Without the pictures, give the entries below again exactly as written.

━━━ RECORDS SHOWN ━━━

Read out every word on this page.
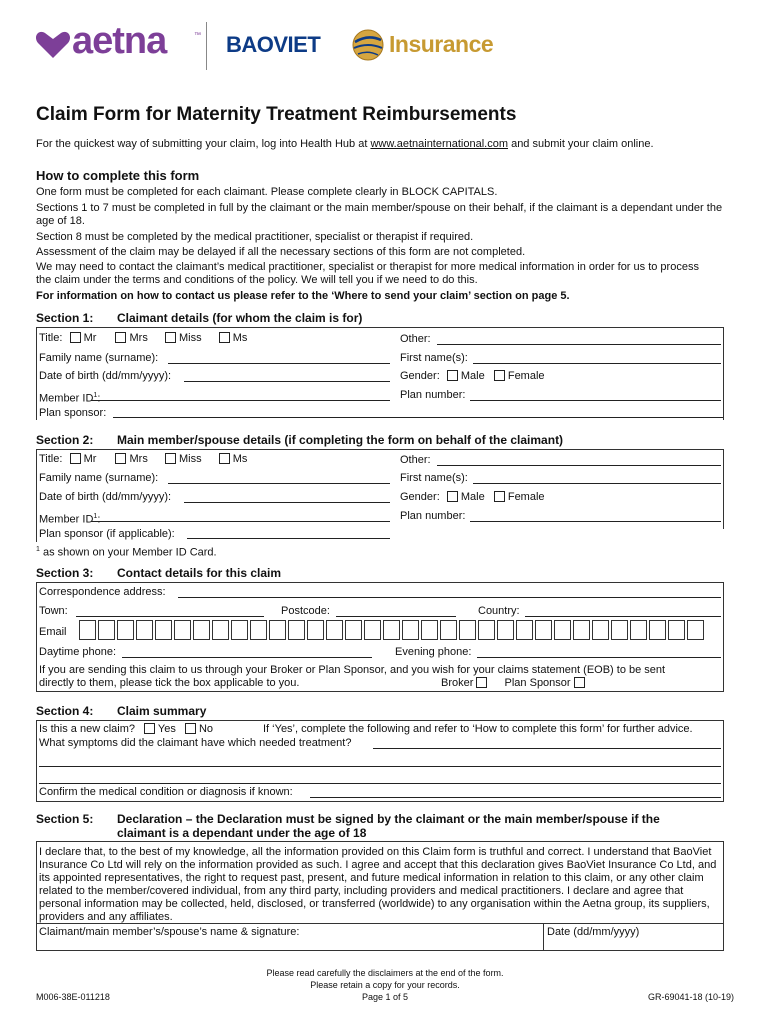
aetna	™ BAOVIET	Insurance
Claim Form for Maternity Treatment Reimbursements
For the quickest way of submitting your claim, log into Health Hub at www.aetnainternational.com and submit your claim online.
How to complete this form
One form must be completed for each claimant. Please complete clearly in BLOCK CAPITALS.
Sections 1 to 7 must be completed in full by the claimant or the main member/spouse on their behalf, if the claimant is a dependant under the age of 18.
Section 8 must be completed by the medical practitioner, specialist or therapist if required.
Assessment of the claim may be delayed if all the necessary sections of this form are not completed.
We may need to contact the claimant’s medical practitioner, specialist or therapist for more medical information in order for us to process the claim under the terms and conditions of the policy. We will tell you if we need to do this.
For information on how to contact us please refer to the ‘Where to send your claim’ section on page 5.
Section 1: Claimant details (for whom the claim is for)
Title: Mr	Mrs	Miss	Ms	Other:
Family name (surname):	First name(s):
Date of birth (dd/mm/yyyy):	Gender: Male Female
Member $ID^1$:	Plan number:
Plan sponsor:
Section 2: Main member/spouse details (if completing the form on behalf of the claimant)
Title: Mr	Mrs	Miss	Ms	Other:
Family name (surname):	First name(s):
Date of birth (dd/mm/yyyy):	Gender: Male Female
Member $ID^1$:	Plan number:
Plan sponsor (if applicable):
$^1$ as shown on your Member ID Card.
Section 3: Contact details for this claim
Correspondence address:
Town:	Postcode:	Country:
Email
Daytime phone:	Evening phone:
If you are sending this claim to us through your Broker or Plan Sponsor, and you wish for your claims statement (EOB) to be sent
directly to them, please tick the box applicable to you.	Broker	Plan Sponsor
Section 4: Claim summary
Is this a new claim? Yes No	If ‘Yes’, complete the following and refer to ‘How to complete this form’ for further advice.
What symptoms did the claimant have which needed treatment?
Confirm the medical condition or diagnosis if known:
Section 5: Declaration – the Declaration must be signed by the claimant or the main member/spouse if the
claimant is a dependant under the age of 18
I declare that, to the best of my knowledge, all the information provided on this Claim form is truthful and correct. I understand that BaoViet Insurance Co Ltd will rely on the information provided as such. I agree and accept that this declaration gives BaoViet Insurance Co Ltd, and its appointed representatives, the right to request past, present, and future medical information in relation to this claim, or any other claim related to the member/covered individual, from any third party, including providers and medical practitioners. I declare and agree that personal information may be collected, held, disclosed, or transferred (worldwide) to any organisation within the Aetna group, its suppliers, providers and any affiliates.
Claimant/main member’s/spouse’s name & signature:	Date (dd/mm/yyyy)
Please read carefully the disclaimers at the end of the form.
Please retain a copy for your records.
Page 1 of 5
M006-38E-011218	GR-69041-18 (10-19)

━━━

EXERCISE SOLUTION
Read out every word on this page.
aetna	™ BAOVIET	Insurance
Claim Form for Maternity Treatment Reimbursements
For the quickest way of submitting your claim, log into Health Hub at www.aetnainternational.com and submit your claim online.
How to complete this form
One form must be completed for each claimant. Please complete clearly in BLOCK CAPITALS.
Sections 1 to 7 must be completed in full by the claimant or the main member/spouse on their behalf, if the claimant is a dependant under the age of 18.
Section 8 must be completed by the medical practitioner, specialist or therapist if required.
Assessment of the claim may be delayed if all the necessary sections of this form are not completed.
We may need to contact the claimant’s medical practitioner, specialist or therapist for more medical information in order for us to process the claim under the terms and conditions of the policy. We will tell you if we need to do this.
For information on how to contact us please refer to the ‘Where to send your claim’ section on page 5.
Section 1: Claimant details (for whom the claim is for)
Title: Mr	Mrs	Miss	Ms	Other:
Family name (surname):	First name(s):
Date of birth (dd/mm/yyyy):	Gender: Male Female
Member $ID^1$:	Plan number:
Plan sponsor:
Section 2: Main member/spouse details (if completing the form on behalf of the claimant)
Title: Mr	Mrs	Miss	Ms	Other:
Family name (surname):	First name(s):
Date of birth (dd/mm/yyyy):	Gender: Male Female
Member $ID^1$:	Plan number:
Plan sponsor (if applicable):
$^1$ as shown on your Member ID Card.
Section 3: Contact details for this claim
Correspondence address:
Town:	Postcode:	Country:
Email
Daytime phone:	Evening phone:
If you are sending this claim to us through your Broker or Plan Sponsor, and you wish for your claims statement (EOB) to be sent
directly to them, please tick the box applicable to you.	Broker	Plan Sponsor
Section 4: Claim summary
Is this a new claim? Yes No	If ‘Yes’, complete the following and refer to ‘How to complete this form’ for further advice.
What symptoms did the claimant have which needed treatment?
Confirm the medical condition or diagnosis if known:
Section 5: Declaration – the Declaration must be signed by the claimant or the main member/spouse if the
claimant is a dependant under the age of 18
I declare that, to the best of my knowledge, all the information provided on this Claim form is truthful and correct. I understand that BaoViet Insurance Co Ltd will rely on the information provided as such. I agree and accept that this declaration gives BaoViet Insurance Co Ltd, and its appointed representatives, the right to request past, present, and future medical information in relation to this claim, or any other claim related to the member/covered individual, from any third party, including providers and medical practitioners. I declare and agree that personal information may be collected, held, disclosed, or transferred (worldwide) to any organisation within the Aetna group, its suppliers, providers and any affiliates.
Claimant/main member’s/spouse’s name & signature:	Date (dd/mm/yyyy)
Please read carefully the disclaimers at the end of the form.
Please retain a copy for your records.
Page 1 of 5
M006-38E-011218	GR-69041-18 (10-19)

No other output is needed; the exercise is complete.